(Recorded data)
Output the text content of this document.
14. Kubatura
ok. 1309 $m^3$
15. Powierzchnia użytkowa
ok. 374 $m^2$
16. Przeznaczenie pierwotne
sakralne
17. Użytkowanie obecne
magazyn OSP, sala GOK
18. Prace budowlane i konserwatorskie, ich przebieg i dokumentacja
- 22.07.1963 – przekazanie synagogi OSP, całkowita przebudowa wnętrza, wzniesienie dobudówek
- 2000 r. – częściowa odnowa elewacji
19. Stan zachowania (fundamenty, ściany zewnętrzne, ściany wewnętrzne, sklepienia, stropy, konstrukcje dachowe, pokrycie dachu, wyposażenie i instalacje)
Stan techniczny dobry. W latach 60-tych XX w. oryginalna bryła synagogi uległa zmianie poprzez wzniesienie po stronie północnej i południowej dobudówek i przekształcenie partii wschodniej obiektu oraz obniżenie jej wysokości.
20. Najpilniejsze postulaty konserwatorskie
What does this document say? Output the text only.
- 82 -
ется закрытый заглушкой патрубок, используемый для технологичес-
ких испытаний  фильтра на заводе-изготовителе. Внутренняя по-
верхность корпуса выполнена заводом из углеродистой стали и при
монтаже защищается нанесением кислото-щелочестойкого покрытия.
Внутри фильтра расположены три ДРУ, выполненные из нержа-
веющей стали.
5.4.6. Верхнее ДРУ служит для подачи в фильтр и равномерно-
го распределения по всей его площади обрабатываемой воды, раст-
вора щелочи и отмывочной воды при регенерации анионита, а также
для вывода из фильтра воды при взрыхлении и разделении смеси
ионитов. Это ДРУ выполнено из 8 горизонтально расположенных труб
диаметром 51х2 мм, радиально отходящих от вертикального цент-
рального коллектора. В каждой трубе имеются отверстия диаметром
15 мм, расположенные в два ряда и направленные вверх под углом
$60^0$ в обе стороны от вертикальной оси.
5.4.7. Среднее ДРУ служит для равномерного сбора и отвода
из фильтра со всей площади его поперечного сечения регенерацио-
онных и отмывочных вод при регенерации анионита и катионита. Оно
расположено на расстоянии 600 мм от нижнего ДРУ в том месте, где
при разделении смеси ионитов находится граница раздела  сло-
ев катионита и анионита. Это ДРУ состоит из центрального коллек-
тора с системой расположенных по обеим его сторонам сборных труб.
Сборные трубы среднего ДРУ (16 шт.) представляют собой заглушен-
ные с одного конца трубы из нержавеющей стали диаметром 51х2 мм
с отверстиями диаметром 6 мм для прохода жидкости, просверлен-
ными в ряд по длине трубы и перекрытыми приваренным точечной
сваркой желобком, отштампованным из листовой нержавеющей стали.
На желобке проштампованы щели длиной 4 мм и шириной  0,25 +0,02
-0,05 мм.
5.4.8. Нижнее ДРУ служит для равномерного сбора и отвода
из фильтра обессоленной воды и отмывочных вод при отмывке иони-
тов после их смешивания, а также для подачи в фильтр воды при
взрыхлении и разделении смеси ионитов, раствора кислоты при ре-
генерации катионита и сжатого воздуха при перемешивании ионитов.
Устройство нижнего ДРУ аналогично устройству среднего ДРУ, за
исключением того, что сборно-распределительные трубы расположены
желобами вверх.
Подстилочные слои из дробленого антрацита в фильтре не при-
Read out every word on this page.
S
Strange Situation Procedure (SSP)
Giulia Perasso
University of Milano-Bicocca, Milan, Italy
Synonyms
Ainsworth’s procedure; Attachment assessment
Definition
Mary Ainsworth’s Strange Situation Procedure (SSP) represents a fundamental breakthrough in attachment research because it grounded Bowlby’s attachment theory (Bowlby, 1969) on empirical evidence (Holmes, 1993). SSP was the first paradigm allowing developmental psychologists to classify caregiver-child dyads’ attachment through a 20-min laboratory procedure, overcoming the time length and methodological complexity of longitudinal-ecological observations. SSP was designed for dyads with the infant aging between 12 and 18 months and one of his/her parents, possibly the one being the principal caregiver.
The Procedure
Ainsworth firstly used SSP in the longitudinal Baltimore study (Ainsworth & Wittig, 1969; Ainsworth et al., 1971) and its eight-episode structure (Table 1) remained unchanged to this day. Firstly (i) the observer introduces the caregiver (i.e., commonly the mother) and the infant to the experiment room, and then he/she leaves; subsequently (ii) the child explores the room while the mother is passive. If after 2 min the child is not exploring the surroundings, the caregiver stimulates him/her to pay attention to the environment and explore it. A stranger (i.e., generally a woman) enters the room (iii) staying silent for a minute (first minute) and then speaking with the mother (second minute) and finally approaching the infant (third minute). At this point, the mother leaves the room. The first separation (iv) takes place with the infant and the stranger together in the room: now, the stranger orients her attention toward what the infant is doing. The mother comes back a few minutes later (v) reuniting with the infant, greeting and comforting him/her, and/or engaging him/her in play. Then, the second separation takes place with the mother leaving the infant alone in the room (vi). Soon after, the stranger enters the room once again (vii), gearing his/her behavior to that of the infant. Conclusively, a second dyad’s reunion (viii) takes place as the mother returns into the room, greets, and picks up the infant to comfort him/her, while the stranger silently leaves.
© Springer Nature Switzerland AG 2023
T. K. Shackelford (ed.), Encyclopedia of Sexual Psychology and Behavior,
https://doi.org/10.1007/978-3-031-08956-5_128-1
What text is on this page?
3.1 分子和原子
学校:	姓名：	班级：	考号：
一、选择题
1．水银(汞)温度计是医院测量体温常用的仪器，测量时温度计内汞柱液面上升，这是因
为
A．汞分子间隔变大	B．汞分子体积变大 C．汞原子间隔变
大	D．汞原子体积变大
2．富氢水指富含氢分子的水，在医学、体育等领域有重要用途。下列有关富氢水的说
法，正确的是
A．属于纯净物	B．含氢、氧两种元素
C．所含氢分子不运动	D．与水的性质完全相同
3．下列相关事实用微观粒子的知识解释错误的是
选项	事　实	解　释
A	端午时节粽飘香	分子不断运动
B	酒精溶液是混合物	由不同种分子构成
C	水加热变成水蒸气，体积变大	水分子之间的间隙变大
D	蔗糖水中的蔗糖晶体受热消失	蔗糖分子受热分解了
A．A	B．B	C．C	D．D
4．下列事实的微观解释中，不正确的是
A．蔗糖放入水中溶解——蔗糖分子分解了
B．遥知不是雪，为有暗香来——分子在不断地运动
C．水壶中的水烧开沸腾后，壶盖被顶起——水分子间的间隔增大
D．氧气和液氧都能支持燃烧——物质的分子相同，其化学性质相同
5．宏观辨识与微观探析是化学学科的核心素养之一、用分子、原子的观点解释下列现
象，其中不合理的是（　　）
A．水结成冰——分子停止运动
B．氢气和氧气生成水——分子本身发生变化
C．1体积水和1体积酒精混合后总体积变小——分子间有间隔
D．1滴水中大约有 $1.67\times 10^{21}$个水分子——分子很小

§ **BRIEF**:
Extract all of the data shown above without alteration.

§ **ANSWER TO THIS PROBLEM**:
Output the text content of this document.
14. Kubatura
ok. 1309 $m^3$
15. Powierzchnia użytkowa
ok. 374 $m^2$
16. Przeznaczenie pierwotne
sakralne
17. Użytkowanie obecne
magazyn OSP, sala GOK
18. Prace budowlane i konserwatorskie, ich przebieg i dokumentacja
- 22.07.1963 – przekazanie synagogi OSP, całkowita przebudowa wnętrza, wzniesienie dobudówek
- 2000 r. – częściowa odnowa elewacji
19. Stan zachowania (fundamenty, ściany zewnętrzne, ściany wewnętrzne, sklepienia, stropy, konstrukcje dachowe, pokrycie dachu, wyposażenie i instalacje)
Stan techniczny dobry. W latach 60-tych XX w. oryginalna bryła synagogi uległa zmianie poprzez wzniesienie po stronie północnej i południowej dobudówek i przekształcenie partii wschodniej obiektu oraz obniżenie jej wysokości.
20. Najpilniejsze postulaty konserwatorskie
What does this document say? Output the text only.
- 82 -
ется закрытый заглушкой патрубок, используемый для технологичес-
ких испытаний  фильтра на заводе-изготовителе. Внутренняя по-
верхность корпуса выполнена заводом из углеродистой стали и при
монтаже защищается нанесением кислото-щелочестойкого покрытия.
Внутри фильтра расположены три ДРУ, выполненные из нержа-
веющей стали.
5.4.6. Верхнее ДРУ служит для подачи в фильтр и равномерно-
го распределения по всей его площади обрабатываемой воды, раст-
вора щелочи и отмывочной воды при регенерации анионита, а также
для вывода из фильтра воды при взрыхлении и разделении смеси
ионитов. Это ДРУ выполнено из 8 горизонтально расположенных труб
диаметром 51х2 мм, радиально отходящих от вертикального цент-
рального коллектора. В каждой трубе имеются отверстия диаметром
15 мм, расположенные в два ряда и направленные вверх под углом
$60^0$ в обе стороны от вертикальной оси.
5.4.7. Среднее ДРУ служит для равномерного сбора и отвода
из фильтра со всей площади его поперечного сечения регенерацио-
онных и отмывочных вод при регенерации анионита и катионита. Оно
расположено на расстоянии 600 мм от нижнего ДРУ в том месте, где
при разделении смеси ионитов находится граница раздела  сло-
ев катионита и анионита. Это ДРУ состоит из центрального коллек-
тора с системой расположенных по обеим его сторонам сборных труб.
Сборные трубы среднего ДРУ (16 шт.) представляют собой заглушен-
ные с одного конца трубы из нержавеющей стали диаметром 51х2 мм
с отверстиями диаметром 6 мм для прохода жидкости, просверлен-
ными в ряд по длине трубы и перекрытыми приваренным точечной
сваркой желобком, отштампованным из листовой нержавеющей стали.
На желобке проштампованы щели длиной 4 мм и шириной  0,25 +0,02
-0,05 мм.
5.4.8. Нижнее ДРУ служит для равномерного сбора и отвода
из фильтра обессоленной воды и отмывочных вод при отмывке иони-
тов после их смешивания, а также для подачи в фильтр воды при
взрыхлении и разделении смеси ионитов, раствора кислоты при ре-
генерации катионита и сжатого воздуха при перемешивании ионитов.
Устройство нижнего ДРУ аналогично устройству среднего ДРУ, за
исключением того, что сборно-распределительные трубы расположены
желобами вверх.
Подстилочные слои из дробленого антрацита в фильтре не при-
Read out every word on this page.
S
Strange Situation Procedure (SSP)
Giulia Perasso
University of Milano-Bicocca, Milan, Italy
Synonyms
Ainsworth’s procedure; Attachment assessment
Definition
Mary Ainsworth’s Strange Situation Procedure (SSP) represents a fundamental breakthrough in attachment research because it grounded Bowlby’s attachment theory (Bowlby, 1969) on empirical evidence (Holmes, 1993). SSP was the first paradigm allowing developmental psychologists to classify caregiver-child dyads’ attachment through a 20-min laboratory procedure, overcoming the time length and methodological complexity of longitudinal-ecological observations. SSP was designed for dyads with the infant aging between 12 and 18 months and one of his/her parents, possibly the one being the principal caregiver.
The Procedure
Ainsworth firstly used SSP in the longitudinal Baltimore study (Ainsworth & Wittig, 1969; Ainsworth et al., 1971) and its eight-episode structure (Table 1) remained unchanged to this day. Firstly (i) the observer introduces the caregiver (i.e., commonly the mother) and the infant to the experiment room, and then he/she leaves; subsequently (ii) the child explores the room while the mother is passive. If after 2 min the child is not exploring the surroundings, the caregiver stimulates him/her to pay attention to the environment and explore it. A stranger (i.e., generally a woman) enters the room (iii) staying silent for a minute (first minute) and then speaking with the mother (second minute) and finally approaching the infant (third minute). At this point, the mother leaves the room. The first separation (iv) takes place with the infant and the stranger together in the room: now, the stranger orients her attention toward what the infant is doing. The mother comes back a few minutes later (v) reuniting with the infant, greeting and comforting him/her, and/or engaging him/her in play. Then, the second separation takes place with the mother leaving the infant alone in the room (vi). Soon after, the stranger enters the room once again (vii), gearing his/her behavior to that of the infant. Conclusively, a second dyad’s reunion (viii) takes place as the mother returns into the room, greets, and picks up the infant to comfort him/her, while the stranger silently leaves.
© Springer Nature Switzerland AG 2023
T. K. Shackelford (ed.), Encyclopedia of Sexual Psychology and Behavior,
https://doi.org/10.1007/978-3-031-08956-5_128-1
What text is on this page?
3.1 分子和原子
学校:	姓名：	班级：	考号：
一、选择题
1．水银(汞)温度计是医院测量体温常用的仪器，测量时温度计内汞柱液面上升，这是因
为
A．汞分子间隔变大	B．汞分子体积变大 C．汞原子间隔变
大	D．汞原子体积变大
2．富氢水指富含氢分子的水，在医学、体育等领域有重要用途。下列有关富氢水的说
法，正确的是
A．属于纯净物	B．含氢、氧两种元素
C．所含氢分子不运动	D．与水的性质完全相同
3．下列相关事实用微观粒子的知识解释错误的是
选项	事　实	解　释
A	端午时节粽飘香	分子不断运动
B	酒精溶液是混合物	由不同种分子构成
C	水加热变成水蒸气，体积变大	水分子之间的间隙变大
D	蔗糖水中的蔗糖晶体受热消失	蔗糖分子受热分解了
A．A	B．B	C．C	D．D
4．下列事实的微观解释中，不正确的是
A．蔗糖放入水中溶解——蔗糖分子分解了
B．遥知不是雪，为有暗香来——分子在不断地运动
C．水壶中的水烧开沸腾后，壶盖被顶起——水分子间的间隔增大
D．氧气和液氧都能支持燃烧——物质的分子相同，其化学性质相同
5．宏观辨识与微观探析是化学学科的核心素养之一、用分子、原子的观点解释下列现
象，其中不合理的是（　　）
A．水结成冰——分子停止运动
B．氢气和氧气生成水——分子本身发生变化
C．1体积水和1体积酒精混合后总体积变小——分子间有间隔
D．1滴水中大约有 $1.67\times 10^{21}$个水分子——分子很小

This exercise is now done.